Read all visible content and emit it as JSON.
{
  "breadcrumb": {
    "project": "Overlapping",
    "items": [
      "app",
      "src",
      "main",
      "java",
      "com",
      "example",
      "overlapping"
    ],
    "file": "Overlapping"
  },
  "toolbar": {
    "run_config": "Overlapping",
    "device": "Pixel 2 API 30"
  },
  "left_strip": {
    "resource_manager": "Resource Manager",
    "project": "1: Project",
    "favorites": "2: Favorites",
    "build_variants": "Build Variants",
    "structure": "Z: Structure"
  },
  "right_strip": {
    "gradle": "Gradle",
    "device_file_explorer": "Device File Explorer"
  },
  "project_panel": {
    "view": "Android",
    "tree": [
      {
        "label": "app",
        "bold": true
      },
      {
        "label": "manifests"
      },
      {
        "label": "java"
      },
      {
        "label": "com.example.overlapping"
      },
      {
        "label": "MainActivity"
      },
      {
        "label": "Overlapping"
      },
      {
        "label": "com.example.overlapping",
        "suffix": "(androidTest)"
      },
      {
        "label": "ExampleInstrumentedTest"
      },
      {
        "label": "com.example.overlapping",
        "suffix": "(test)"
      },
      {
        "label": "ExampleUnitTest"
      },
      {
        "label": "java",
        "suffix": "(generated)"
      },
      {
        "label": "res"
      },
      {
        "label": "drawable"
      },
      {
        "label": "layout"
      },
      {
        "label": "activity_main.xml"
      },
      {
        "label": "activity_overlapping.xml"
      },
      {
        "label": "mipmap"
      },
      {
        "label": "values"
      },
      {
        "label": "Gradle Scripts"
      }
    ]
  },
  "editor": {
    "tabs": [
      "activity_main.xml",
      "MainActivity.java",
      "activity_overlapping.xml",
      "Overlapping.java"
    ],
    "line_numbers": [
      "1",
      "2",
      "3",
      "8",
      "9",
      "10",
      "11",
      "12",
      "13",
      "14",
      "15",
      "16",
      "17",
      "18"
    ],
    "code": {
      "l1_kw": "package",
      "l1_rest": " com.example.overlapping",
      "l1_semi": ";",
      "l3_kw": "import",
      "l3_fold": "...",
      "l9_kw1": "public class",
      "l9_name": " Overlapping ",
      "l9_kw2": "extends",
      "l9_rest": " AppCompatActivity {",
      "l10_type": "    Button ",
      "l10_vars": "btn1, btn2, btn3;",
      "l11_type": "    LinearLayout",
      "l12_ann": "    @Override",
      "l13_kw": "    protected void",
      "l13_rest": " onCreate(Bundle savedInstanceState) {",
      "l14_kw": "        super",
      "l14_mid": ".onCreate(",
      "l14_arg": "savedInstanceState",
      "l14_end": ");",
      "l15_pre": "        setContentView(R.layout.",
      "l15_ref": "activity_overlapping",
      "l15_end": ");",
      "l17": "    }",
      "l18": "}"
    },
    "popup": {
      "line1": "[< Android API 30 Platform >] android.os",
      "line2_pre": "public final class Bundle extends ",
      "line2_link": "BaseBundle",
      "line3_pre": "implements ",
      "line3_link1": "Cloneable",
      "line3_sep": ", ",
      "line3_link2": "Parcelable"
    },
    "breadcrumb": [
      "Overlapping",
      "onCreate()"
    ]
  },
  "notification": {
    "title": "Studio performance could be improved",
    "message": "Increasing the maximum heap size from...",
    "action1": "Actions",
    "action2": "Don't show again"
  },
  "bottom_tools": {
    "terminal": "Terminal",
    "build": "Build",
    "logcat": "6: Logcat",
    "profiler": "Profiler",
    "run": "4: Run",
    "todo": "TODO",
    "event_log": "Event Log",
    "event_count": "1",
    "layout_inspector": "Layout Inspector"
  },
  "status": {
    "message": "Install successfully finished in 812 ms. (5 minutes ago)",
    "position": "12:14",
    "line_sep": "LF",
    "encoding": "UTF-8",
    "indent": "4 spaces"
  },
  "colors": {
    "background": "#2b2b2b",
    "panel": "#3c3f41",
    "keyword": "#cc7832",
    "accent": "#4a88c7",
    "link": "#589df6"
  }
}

■ ■ ■ ■

> [WORK TO DO]: Find how many lines include the string "MainActivity" and report that number alone.

> [SOLUTION FOR THIS TASK]: 2